[Collected data entries]
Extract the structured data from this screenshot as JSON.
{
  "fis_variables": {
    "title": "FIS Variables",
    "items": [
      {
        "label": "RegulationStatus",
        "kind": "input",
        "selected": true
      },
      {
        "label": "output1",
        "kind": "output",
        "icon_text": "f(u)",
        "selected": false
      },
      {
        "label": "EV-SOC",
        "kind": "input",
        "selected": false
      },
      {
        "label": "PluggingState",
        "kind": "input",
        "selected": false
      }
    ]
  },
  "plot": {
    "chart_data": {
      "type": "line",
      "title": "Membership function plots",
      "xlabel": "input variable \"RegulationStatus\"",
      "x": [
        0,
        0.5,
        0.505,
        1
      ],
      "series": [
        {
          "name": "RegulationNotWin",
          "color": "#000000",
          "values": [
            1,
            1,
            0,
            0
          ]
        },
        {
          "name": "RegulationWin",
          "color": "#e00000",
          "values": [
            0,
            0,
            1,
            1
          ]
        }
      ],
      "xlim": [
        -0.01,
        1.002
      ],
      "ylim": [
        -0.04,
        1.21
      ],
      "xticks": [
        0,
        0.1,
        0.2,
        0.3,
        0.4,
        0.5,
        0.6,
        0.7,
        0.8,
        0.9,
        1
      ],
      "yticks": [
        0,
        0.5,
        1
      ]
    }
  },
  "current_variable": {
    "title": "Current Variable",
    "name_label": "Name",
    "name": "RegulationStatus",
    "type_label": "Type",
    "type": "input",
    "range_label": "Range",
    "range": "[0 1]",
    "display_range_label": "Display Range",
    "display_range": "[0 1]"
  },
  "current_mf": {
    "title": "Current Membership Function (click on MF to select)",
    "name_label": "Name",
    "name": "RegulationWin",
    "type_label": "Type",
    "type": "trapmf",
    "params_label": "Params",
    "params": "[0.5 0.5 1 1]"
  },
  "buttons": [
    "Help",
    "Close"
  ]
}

**Stated task**:
All lines that include "RegulationWin" are to be gathered and copied.

**Exercise output**:
          "name": "RegulationWin",
    "name": "RegulationWin",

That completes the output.